Records for processing:

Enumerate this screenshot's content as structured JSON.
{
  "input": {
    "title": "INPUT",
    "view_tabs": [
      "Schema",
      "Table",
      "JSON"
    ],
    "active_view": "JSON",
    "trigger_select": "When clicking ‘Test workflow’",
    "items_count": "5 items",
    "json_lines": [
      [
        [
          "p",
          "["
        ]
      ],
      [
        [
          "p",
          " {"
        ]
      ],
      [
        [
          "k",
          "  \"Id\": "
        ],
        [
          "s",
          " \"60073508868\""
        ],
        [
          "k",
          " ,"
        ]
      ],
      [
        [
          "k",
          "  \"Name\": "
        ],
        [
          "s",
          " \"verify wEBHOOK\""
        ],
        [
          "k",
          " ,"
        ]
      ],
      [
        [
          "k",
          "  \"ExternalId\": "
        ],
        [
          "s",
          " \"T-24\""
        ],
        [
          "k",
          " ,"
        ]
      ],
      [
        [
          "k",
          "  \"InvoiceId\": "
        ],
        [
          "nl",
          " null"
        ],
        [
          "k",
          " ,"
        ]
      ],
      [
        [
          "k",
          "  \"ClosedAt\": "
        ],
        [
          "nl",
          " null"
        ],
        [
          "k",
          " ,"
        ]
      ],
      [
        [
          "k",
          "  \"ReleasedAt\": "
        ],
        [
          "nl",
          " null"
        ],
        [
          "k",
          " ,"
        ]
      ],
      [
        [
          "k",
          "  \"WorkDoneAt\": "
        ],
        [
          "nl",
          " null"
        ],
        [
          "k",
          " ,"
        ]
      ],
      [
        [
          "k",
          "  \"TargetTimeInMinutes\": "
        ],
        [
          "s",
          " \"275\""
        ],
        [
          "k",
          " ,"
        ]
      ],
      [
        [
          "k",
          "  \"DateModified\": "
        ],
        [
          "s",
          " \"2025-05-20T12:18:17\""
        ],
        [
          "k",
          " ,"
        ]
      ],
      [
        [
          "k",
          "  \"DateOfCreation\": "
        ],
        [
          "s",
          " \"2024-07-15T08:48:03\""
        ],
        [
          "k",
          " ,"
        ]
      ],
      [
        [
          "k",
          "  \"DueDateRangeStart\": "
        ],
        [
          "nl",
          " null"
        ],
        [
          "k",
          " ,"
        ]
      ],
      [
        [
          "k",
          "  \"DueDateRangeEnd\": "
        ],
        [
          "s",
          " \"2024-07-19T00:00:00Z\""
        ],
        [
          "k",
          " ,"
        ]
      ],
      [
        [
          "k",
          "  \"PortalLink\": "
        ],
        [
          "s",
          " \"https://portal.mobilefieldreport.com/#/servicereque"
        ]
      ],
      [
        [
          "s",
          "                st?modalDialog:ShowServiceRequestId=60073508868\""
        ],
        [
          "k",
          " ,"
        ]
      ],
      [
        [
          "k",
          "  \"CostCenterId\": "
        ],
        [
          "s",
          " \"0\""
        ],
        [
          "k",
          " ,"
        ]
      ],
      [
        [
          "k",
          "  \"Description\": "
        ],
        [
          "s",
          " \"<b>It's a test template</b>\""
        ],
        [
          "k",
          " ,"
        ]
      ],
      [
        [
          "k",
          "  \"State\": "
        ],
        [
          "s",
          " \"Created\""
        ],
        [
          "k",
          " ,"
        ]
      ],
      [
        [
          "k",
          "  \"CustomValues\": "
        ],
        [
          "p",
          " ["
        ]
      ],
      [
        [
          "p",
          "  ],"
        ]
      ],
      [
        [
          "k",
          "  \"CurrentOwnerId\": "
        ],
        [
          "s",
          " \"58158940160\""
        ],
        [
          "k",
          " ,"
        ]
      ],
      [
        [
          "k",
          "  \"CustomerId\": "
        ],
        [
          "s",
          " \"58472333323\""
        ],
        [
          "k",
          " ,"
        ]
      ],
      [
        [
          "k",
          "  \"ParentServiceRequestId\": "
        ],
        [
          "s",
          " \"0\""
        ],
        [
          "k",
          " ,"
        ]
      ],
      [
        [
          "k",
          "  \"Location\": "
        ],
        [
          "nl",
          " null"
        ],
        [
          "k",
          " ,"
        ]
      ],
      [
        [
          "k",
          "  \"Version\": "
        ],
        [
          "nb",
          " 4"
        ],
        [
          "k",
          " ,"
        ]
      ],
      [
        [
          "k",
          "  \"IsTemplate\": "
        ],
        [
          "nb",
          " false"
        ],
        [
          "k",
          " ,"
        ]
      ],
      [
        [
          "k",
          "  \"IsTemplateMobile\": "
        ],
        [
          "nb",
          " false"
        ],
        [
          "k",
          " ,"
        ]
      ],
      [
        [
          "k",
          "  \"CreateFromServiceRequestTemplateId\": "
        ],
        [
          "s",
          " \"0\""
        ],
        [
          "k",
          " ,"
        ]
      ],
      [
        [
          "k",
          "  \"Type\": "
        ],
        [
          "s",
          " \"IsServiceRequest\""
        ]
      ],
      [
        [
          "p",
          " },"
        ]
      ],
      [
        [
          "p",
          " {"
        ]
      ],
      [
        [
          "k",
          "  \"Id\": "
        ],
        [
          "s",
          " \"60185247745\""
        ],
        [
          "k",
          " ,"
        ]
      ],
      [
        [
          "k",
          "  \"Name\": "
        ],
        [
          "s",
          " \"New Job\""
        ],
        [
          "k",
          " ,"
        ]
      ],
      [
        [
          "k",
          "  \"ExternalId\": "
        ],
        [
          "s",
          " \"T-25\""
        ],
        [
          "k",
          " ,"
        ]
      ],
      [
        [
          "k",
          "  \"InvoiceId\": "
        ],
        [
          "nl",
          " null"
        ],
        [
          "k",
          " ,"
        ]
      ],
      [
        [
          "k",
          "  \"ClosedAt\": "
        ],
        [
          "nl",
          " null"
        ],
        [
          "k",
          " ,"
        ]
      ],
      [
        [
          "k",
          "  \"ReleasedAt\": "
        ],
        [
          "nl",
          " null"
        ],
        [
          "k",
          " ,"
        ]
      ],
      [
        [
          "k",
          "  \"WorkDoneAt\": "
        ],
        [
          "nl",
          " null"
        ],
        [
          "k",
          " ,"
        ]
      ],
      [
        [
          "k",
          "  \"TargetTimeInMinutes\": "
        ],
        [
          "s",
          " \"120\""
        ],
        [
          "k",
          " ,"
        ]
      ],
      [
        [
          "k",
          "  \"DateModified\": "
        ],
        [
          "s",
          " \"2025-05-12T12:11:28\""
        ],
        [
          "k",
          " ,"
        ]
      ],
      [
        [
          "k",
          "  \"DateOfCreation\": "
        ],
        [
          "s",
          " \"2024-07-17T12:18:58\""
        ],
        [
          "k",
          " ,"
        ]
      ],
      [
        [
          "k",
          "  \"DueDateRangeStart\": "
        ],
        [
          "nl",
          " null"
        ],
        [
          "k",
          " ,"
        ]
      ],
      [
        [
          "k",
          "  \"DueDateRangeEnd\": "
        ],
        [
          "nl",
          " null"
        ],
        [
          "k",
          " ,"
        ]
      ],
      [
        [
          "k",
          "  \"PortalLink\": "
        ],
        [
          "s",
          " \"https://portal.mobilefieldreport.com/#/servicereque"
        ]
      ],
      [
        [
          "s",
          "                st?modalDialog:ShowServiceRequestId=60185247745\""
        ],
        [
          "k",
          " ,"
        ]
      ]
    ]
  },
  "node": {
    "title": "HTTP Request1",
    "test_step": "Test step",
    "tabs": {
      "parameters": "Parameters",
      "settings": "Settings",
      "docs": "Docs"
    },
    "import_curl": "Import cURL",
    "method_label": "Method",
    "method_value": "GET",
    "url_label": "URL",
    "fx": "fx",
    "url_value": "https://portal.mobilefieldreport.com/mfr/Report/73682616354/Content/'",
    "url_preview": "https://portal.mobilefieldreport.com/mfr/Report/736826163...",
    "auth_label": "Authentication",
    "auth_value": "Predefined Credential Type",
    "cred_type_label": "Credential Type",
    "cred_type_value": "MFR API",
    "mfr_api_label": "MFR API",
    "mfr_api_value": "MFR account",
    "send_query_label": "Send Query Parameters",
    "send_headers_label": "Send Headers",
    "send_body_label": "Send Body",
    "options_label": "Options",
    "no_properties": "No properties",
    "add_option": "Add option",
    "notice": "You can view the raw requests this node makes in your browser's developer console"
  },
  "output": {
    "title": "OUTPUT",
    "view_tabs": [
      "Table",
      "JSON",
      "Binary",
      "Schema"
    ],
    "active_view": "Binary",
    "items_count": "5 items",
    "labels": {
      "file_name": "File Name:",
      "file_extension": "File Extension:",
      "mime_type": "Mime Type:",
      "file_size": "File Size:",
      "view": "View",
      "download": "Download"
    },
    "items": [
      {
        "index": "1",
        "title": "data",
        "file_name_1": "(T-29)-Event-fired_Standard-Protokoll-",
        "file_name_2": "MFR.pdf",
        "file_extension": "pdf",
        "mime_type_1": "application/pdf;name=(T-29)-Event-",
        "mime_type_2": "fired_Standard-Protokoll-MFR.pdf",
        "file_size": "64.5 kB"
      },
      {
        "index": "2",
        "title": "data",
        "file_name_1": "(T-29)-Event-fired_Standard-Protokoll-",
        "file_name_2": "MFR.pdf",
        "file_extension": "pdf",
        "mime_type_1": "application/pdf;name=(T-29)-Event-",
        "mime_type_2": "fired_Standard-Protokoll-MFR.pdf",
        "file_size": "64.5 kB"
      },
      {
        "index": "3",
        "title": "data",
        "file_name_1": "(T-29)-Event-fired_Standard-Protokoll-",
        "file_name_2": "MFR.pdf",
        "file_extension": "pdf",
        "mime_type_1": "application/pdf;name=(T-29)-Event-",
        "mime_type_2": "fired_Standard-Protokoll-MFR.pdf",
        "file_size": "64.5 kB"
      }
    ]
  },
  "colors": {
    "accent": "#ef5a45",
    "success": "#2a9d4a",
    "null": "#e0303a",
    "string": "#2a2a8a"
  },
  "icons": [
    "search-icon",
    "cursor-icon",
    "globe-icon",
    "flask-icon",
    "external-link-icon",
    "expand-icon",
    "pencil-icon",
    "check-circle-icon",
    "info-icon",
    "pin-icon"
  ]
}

Written exercise: Within the data above, count the lines that contain the string "Parameters"; the reply is the number alone.

The result: 2